*Objective*.
Below are some records. Say how many of their lines include the string "Reservations", giving only the number.

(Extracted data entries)
%%

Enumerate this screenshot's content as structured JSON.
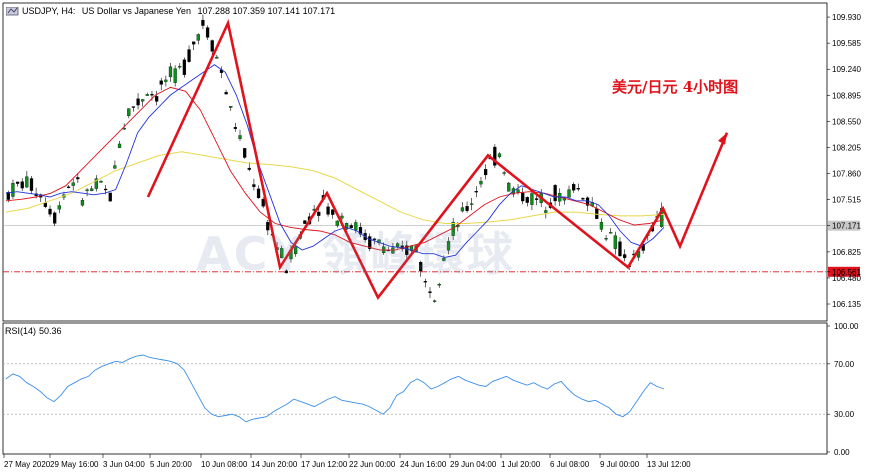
{
  "header": {
    "symbol": "USDJPY, H4:",
    "description": "US Dollar vs Japanese Yen",
    "ohlc": "107.288 107.359 107.141 107.171"
  },
  "annotation": "美元/日元 4小时图",
  "watermark": "ACY 領峰環球",
  "colors": {
    "bull": "#0a8f19",
    "bear": "#0a8f19",
    "ma_fast": "#2233dd",
    "ma_mid": "#e0121b",
    "ma_slow": "#e8d84a",
    "zigzag": "#e0121b",
    "support_line": "#e0121b",
    "rsi_line": "#3a8fe8"
  },
  "chart_data": [
    {
      "type": "candlestick",
      "symbol": "USDJPY",
      "timeframe": "H4",
      "ylim": [
        105.95,
        110.05
      ],
      "y_ticks": [
        "109.930",
        "109.585",
        "109.240",
        "108.895",
        "108.550",
        "108.205",
        "107.860",
        "107.515",
        "107.171",
        "106.825",
        "106.561",
        "106.480",
        "106.135"
      ],
      "current_price": "107.171",
      "support_level": "106.561",
      "x_ticks": [
        "27 May 2020",
        "29 May 16:00",
        "3 Jun 04:00",
        "5 Jun 20:00",
        "10 Jun 08:00",
        "14 Jun 20:00",
        "17 Jun 12:00",
        "22 Jun 00:00",
        "24 Jun 16:00",
        "29 Jun 04:00",
        "1 Jul 20:00",
        "6 Jul 08:00",
        "9 Jul 00:00",
        "13 Jul 12:00"
      ],
      "price_path": [
        107.6,
        107.7,
        107.75,
        107.65,
        107.5,
        107.3,
        107.6,
        107.8,
        107.55,
        107.65,
        107.7,
        107.55,
        108.3,
        108.7,
        108.8,
        108.95,
        108.9,
        109.1,
        109.15,
        109.3,
        109.6,
        109.85,
        109.6,
        109.2,
        108.7,
        108.3,
        107.9,
        107.6,
        107.2,
        106.9,
        106.62,
        106.9,
        107.2,
        107.4,
        107.5,
        107.3,
        107.3,
        107.2,
        107.1,
        106.95,
        106.95,
        106.85,
        106.8,
        106.85,
        106.9,
        106.4,
        106.3,
        106.8,
        107.1,
        107.3,
        107.5,
        107.8,
        108.0,
        108.15,
        107.7,
        107.6,
        107.55,
        107.5,
        107.5,
        107.6,
        107.5,
        107.7,
        107.6,
        107.45,
        107.2,
        107.0,
        106.85,
        106.7,
        106.75,
        107.0,
        107.3
      ],
      "ma_fast": [
        107.6,
        107.62,
        107.6,
        107.58,
        107.55,
        107.6,
        107.62,
        107.6,
        107.58,
        107.6,
        107.65,
        108.0,
        108.4,
        108.6,
        108.75,
        108.9,
        109.0,
        109.1,
        109.2,
        109.3,
        109.2,
        108.9,
        108.5,
        108.0,
        107.6,
        107.2,
        106.95,
        106.85,
        106.9,
        107.0,
        107.1,
        107.15,
        107.1,
        107.0,
        106.95,
        106.9,
        106.88,
        106.85,
        106.8,
        106.8,
        106.75,
        106.78,
        106.95,
        107.1,
        107.25,
        107.45,
        107.6,
        107.7,
        107.65,
        107.6,
        107.55,
        107.55,
        107.5,
        107.5,
        107.45,
        107.3,
        107.1,
        106.95,
        106.9,
        107.0,
        107.15
      ],
      "ma_mid": [
        107.5,
        107.52,
        107.55,
        107.6,
        107.7,
        107.9,
        108.1,
        108.3,
        108.5,
        108.7,
        108.9,
        109.0,
        108.95,
        108.7,
        108.3,
        107.9,
        107.6,
        107.35,
        107.2,
        107.15,
        107.12,
        107.1,
        107.05,
        106.95,
        106.9,
        106.85,
        106.85,
        106.9,
        106.95,
        107.05,
        107.15,
        107.3,
        107.45,
        107.55,
        107.6,
        107.62,
        107.6,
        107.55,
        107.5,
        107.45,
        107.35,
        107.25,
        107.18,
        107.2,
        107.25
      ],
      "ma_slow": [
        107.35,
        107.4,
        107.5,
        107.6,
        107.75,
        107.9,
        108.0,
        108.1,
        108.15,
        108.1,
        108.05,
        108.0,
        107.98,
        107.95,
        107.9,
        107.8,
        107.65,
        107.5,
        107.35,
        107.25,
        107.2,
        107.2,
        107.22,
        107.25,
        107.3,
        107.35,
        107.35,
        107.32,
        107.3,
        107.3,
        107.32
      ],
      "zigzag_points": [
        107.55,
        109.85,
        106.62,
        107.6,
        106.22,
        108.1,
        106.62,
        107.4,
        106.9,
        108.4
      ]
    },
    {
      "type": "line",
      "indicator": "RSI(14)",
      "value": "50.36",
      "ylim": [
        0,
        100
      ],
      "y_ticks": [
        "100.00",
        "70.00",
        "30.00",
        "0.00"
      ],
      "levels": [
        70,
        30
      ],
      "values": [
        58,
        62,
        60,
        55,
        52,
        48,
        43,
        40,
        45,
        52,
        55,
        58,
        60,
        65,
        68,
        70,
        72,
        71,
        74,
        76,
        77,
        75,
        74,
        73,
        72,
        70,
        65,
        55,
        45,
        35,
        30,
        28,
        29,
        30,
        28,
        24,
        26,
        27,
        28,
        32,
        35,
        38,
        42,
        40,
        38,
        36,
        39,
        42,
        44,
        41,
        40,
        39,
        38,
        36,
        33,
        30,
        35,
        45,
        48,
        55,
        58,
        55,
        50,
        52,
        55,
        58,
        60,
        57,
        55,
        53,
        52,
        56,
        58,
        60,
        57,
        55,
        53,
        55,
        52,
        50,
        54,
        56,
        50,
        45,
        42,
        40,
        41,
        38,
        35,
        30,
        28,
        32,
        40,
        48,
        55,
        52,
        50
      ]
    }
  ]
}
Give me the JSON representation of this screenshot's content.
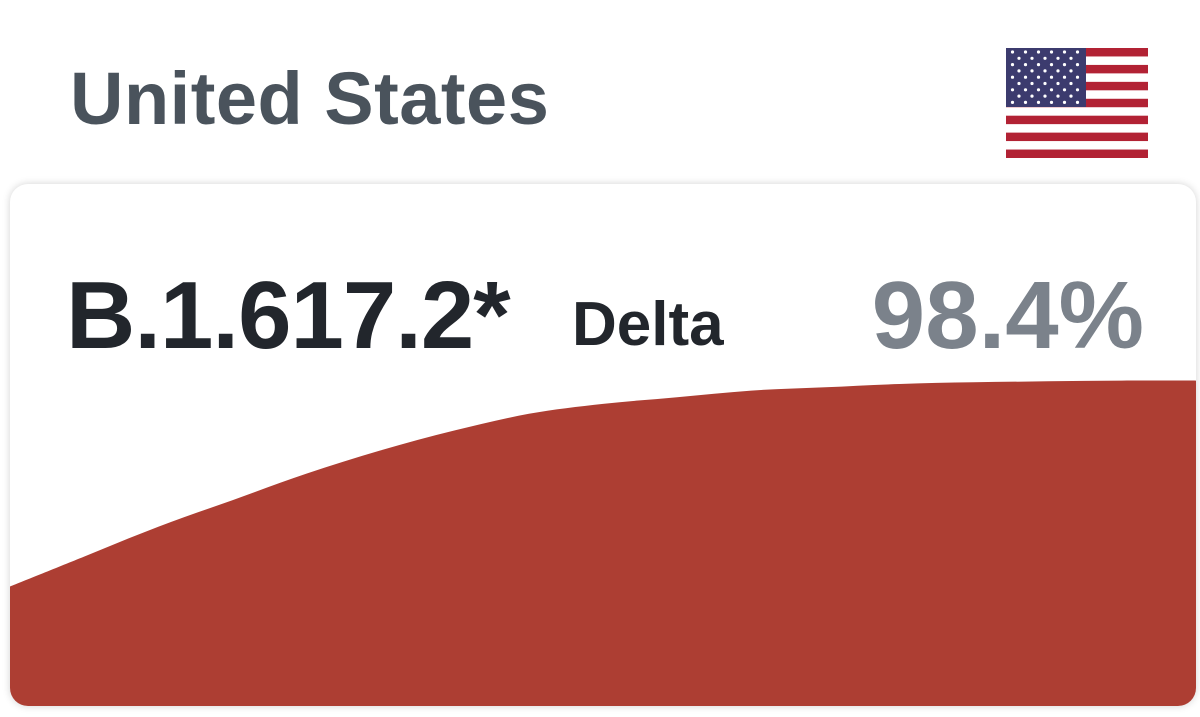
{
  "country": {
    "name": "United States",
    "flag_icon": "us-flag-icon"
  },
  "variant": {
    "code": "B.1.617.2*",
    "name": "Delta",
    "share": "98.4%"
  },
  "colors": {
    "area_fill": "#ad3e33",
    "text_primary": "#22262c",
    "text_muted": "#7b828b",
    "country_text": "#4a535c"
  },
  "chart_data": {
    "type": "area",
    "values": [
      0.36,
      0.45,
      0.54,
      0.62,
      0.7,
      0.77,
      0.83,
      0.88,
      0.91,
      0.93,
      0.95,
      0.96,
      0.97,
      0.975,
      0.978,
      0.98,
      0.98
    ],
    "ylim": [
      0,
      1
    ],
    "grid": false
  }
}
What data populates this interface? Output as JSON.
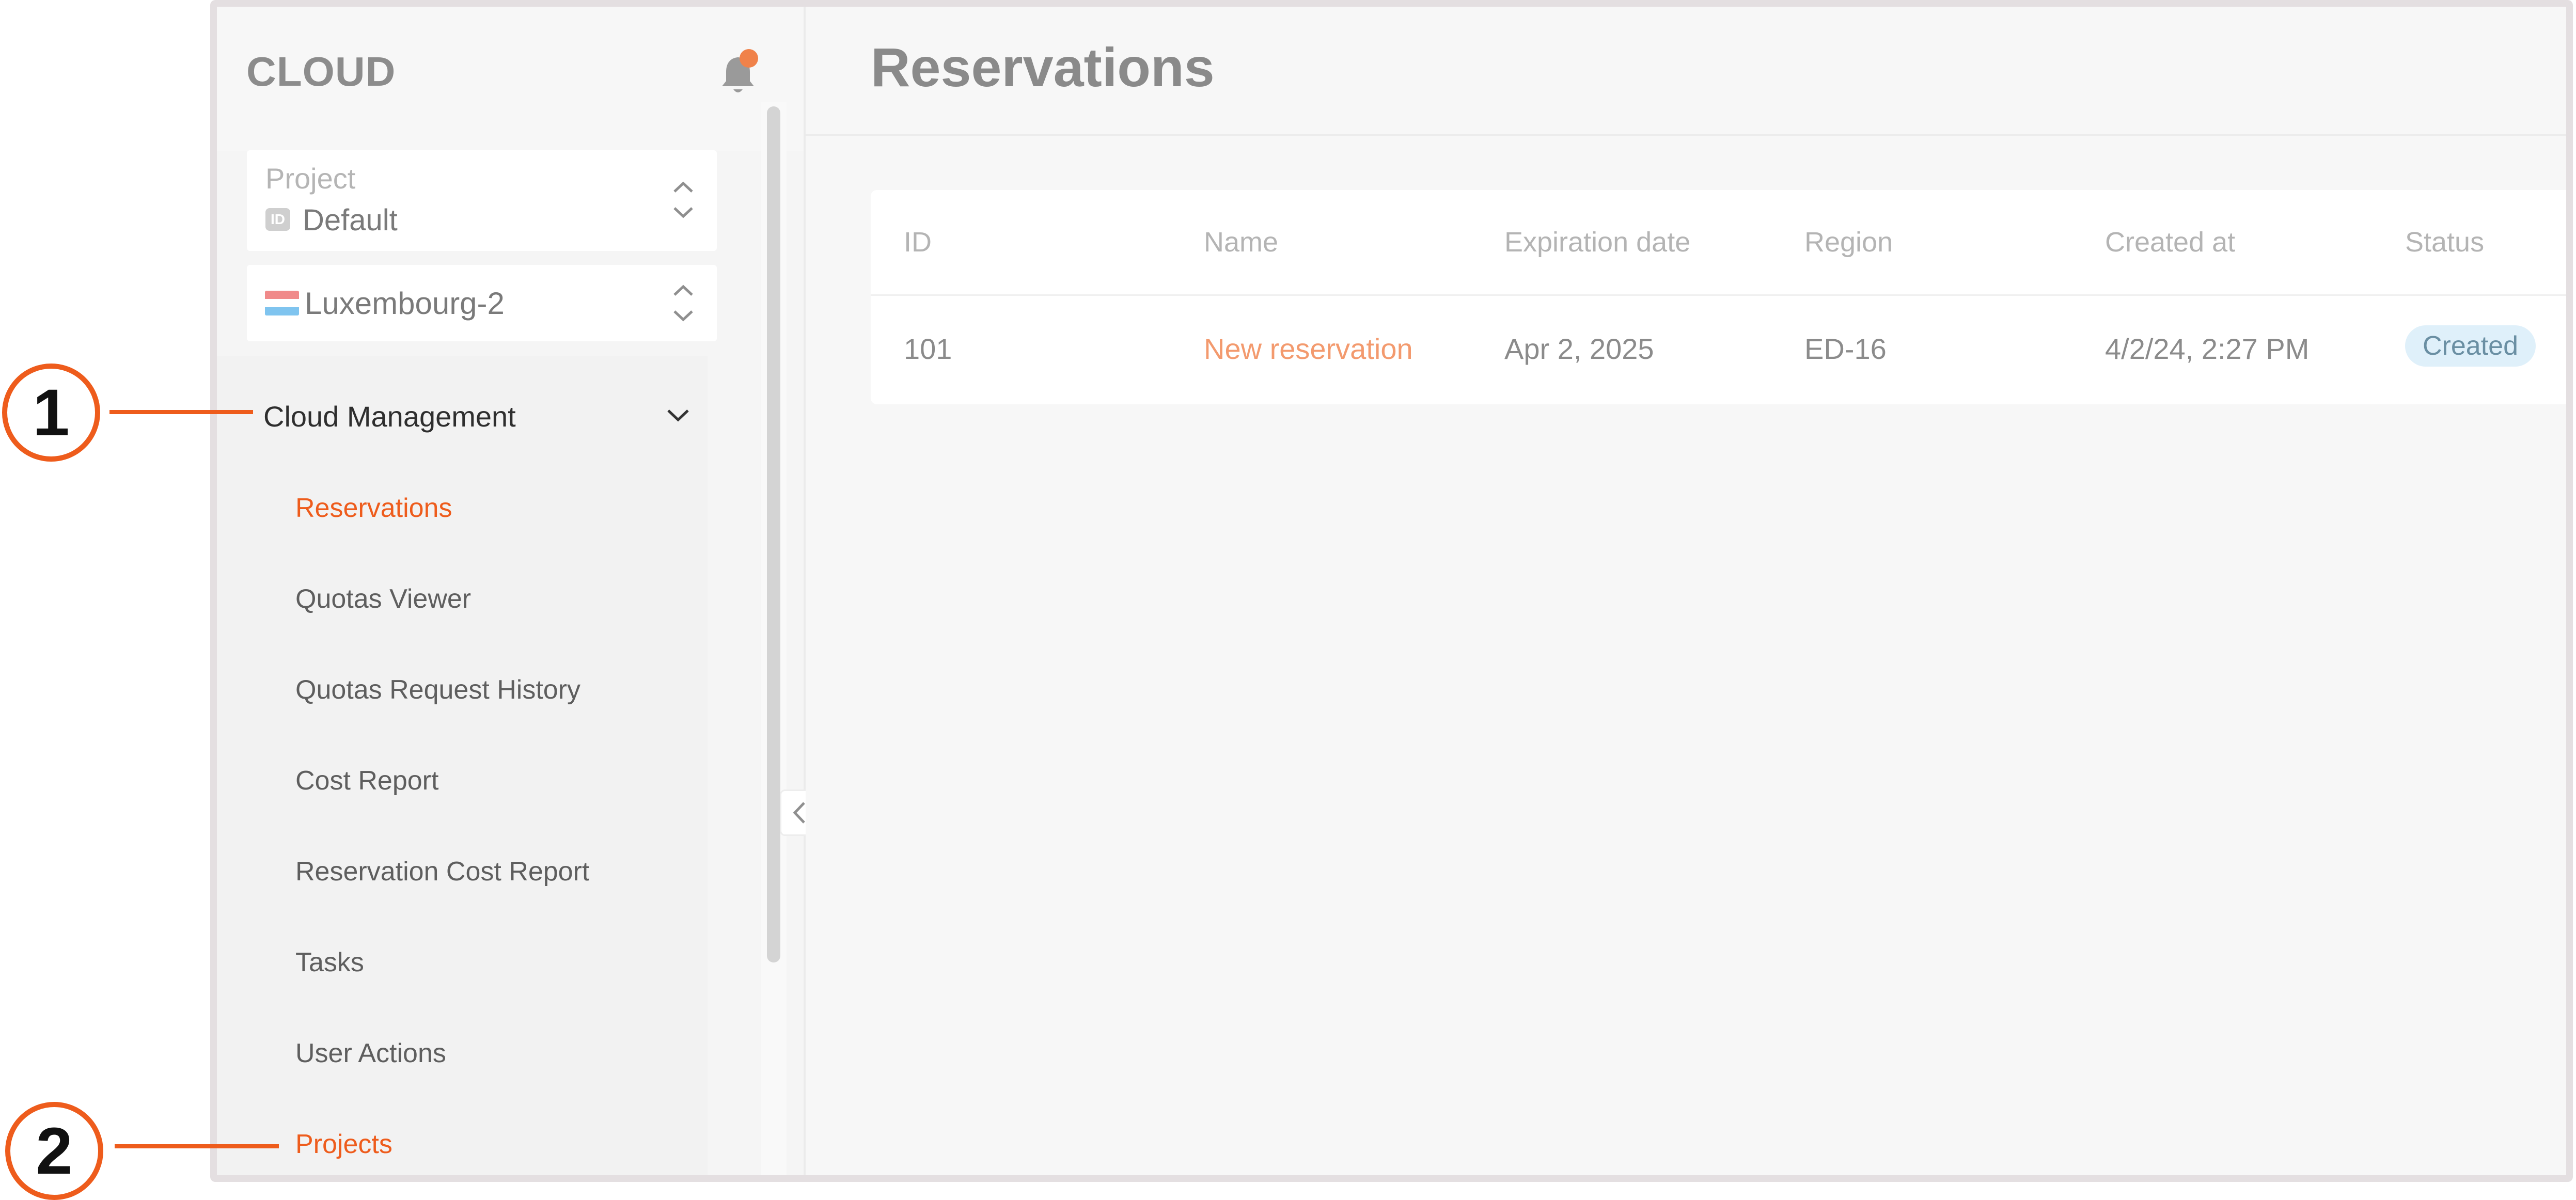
{
  "app": {
    "logo": "CLOUD"
  },
  "project_selector": {
    "label": "Project",
    "badge": "ID",
    "value": "Default"
  },
  "region_selector": {
    "value": "Luxembourg-2"
  },
  "sidebar": {
    "group": "Cloud Management",
    "items": [
      {
        "label": "Reservations",
        "active": true
      },
      {
        "label": "Quotas Viewer",
        "active": false
      },
      {
        "label": "Quotas Request History",
        "active": false
      },
      {
        "label": "Cost Report",
        "active": false
      },
      {
        "label": "Reservation Cost Report",
        "active": false
      },
      {
        "label": "Tasks",
        "active": false
      },
      {
        "label": "User Actions",
        "active": false
      },
      {
        "label": "Projects",
        "active": true
      }
    ]
  },
  "main": {
    "title": "Reservations",
    "table": {
      "columns": [
        "ID",
        "Name",
        "Expiration date",
        "Region",
        "Created at",
        "Status"
      ],
      "rows": [
        {
          "id": "101",
          "name": "New reservation",
          "expiration": "Apr 2, 2025",
          "region": "ED-16",
          "created": "4/2/24, 2:27 PM",
          "status": "Created"
        }
      ]
    }
  },
  "callouts": [
    "1",
    "2"
  ],
  "colors": {
    "accent": "#ee5c1c",
    "notification_dot": "#f0824a",
    "status_bg": "#dff0fa"
  },
  "icons": [
    "bell-icon",
    "chevron-up-icon",
    "chevron-down-icon",
    "flag-icon",
    "chevron-left-icon"
  ]
}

%%

*Exercise answer*.
2